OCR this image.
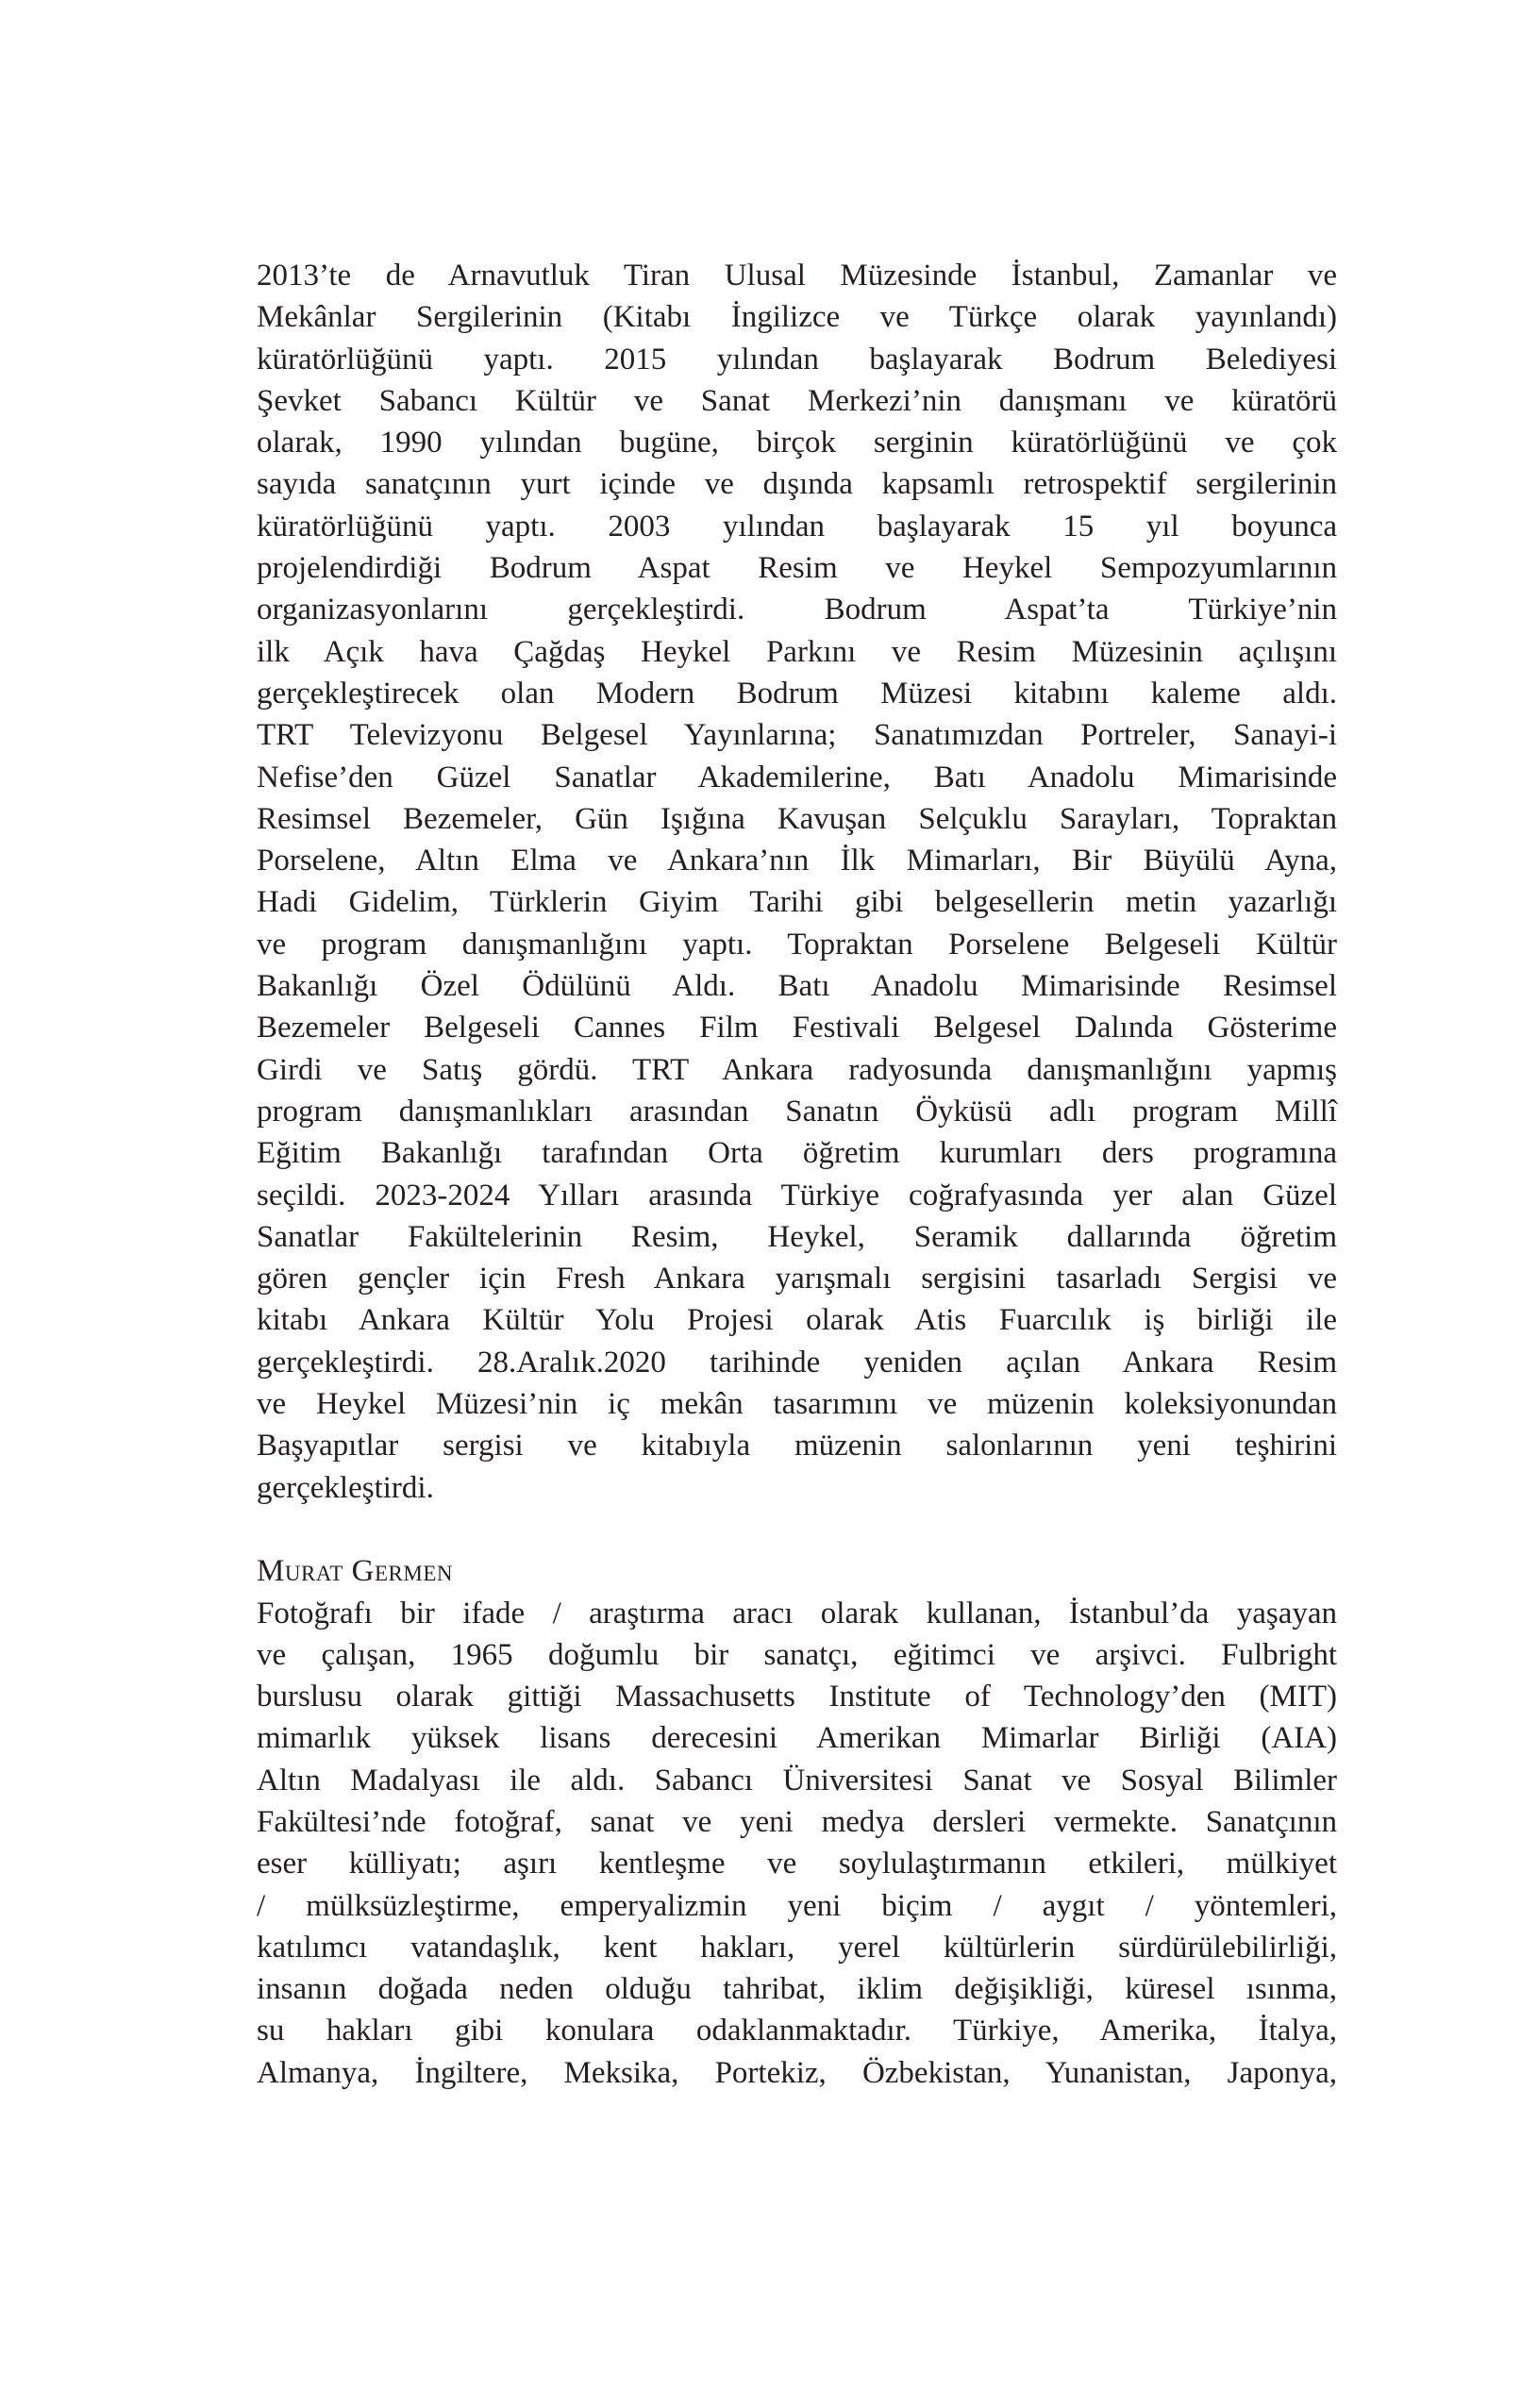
2013’te de Arnavutluk Tiran Ulusal Müzesinde İstanbul, Zamanlar ve
Mekânlar Sergilerinin (Kitabı İngilizce ve Türkçe olarak yayınlandı)
küratörlüğünü yaptı. 2015 yılından başlayarak Bodrum Belediyesi
Şevket Sabancı Kültür ve Sanat Merkezi’nin danışmanı ve küratörü
olarak, 1990 yılından bugüne, birçok serginin küratörlüğünü ve çok
sayıda sanatçının yurt içinde ve dışında kapsamlı retrospektif sergilerinin
küratörlüğünü yaptı. 2003 yılından başlayarak 15 yıl boyunca
projelendirdiği Bodrum Aspat Resim ve Heykel Sempozyumlarının
organizasyonlarını gerçekleştirdi. Bodrum Aspat’ta Türkiye’nin
ilk Açık hava Çağdaş Heykel Parkını ve Resim Müzesinin açılışını
gerçekleştirecek olan Modern Bodrum Müzesi kitabını kaleme aldı.
TRT Televizyonu Belgesel Yayınlarına; Sanatımızdan Portreler, Sanayi-i
Nefise’den Güzel Sanatlar Akademilerine, Batı Anadolu Mimarisinde
Resimsel Bezemeler, Gün Işığına Kavuşan Selçuklu Sarayları, Topraktan
Porselene, Altın Elma ve Ankara’nın İlk Mimarları, Bir Büyülü Ayna,
Hadi Gidelim, Türklerin Giyim Tarihi gibi belgesellerin metin yazarlığı
ve program danışmanlığını yaptı. Topraktan Porselene Belgeseli Kültür
Bakanlığı Özel Ödülünü Aldı. Batı Anadolu Mimarisinde Resimsel
Bezemeler Belgeseli Cannes Film Festivali Belgesel Dalında Gösterime
Girdi ve Satış gördü. TRT Ankara radyosunda danışmanlığını yapmış
program danışmanlıkları arasından Sanatın Öyküsü adlı program Millî
Eğitim Bakanlığı tarafından Orta öğretim kurumları ders programına
seçildi. 2023-2024 Yılları arasında Türkiye coğrafyasında yer alan Güzel
Sanatlar Fakültelerinin Resim, Heykel, Seramik dallarında öğretim
gören gençler için Fresh Ankara yarışmalı sergisini tasarladı Sergisi ve
kitabı Ankara Kültür Yolu Projesi olarak Atis Fuarcılık iş birliği ile
gerçekleştirdi. 28.Aralık.2020 tarihinde yeniden açılan Ankara Resim
ve Heykel Müzesi’nin iç mekân tasarımını ve müzenin koleksiyonundan
Başyapıtlar sergisi ve kitabıyla müzenin salonlarının yeni teşhirini
gerçekleştirdi.
Murat Germen
Fotoğrafı bir ifade / araştırma aracı olarak kullanan, İstanbul’da yaşayan
ve çalışan, 1965 doğumlu bir sanatçı, eğitimci ve arşivci. Fulbright
burslusu olarak gittiği Massachusetts Institute of Technology’den (MIT)
mimarlık yüksek lisans derecesini Amerikan Mimarlar Birliği (AIA)
Altın Madalyası ile aldı. Sabancı Üniversitesi Sanat ve Sosyal Bilimler
Fakültesi’nde fotoğraf, sanat ve yeni medya dersleri vermekte. Sanatçının
eser külliyatı; aşırı kentleşme ve soylulaştırmanın etkileri, mülkiyet
/ mülksüzleştirme, emperyalizmin yeni biçim / aygıt / yöntemleri,
katılımcı vatandaşlık, kent hakları, yerel kültürlerin sürdürülebilirliği,
insanın doğada neden olduğu tahribat, iklim değişikliği, küresel ısınma,
su hakları gibi konulara odaklanmaktadır. Türkiye, Amerika, İtalya,
Almanya, İngiltere, Meksika, Portekiz, Özbekistan, Yunanistan, Japonya,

WRITTEN REQUEST. Report each line of the material above where the word "Topraktan" appears.

FINAL RESULT.
Resimsel Bezemeler, Gün Işığına Kavuşan Selçuklu Sarayları, Topraktan
ve program danışmanlığını yaptı. Topraktan Porselene Belgeseli Kültür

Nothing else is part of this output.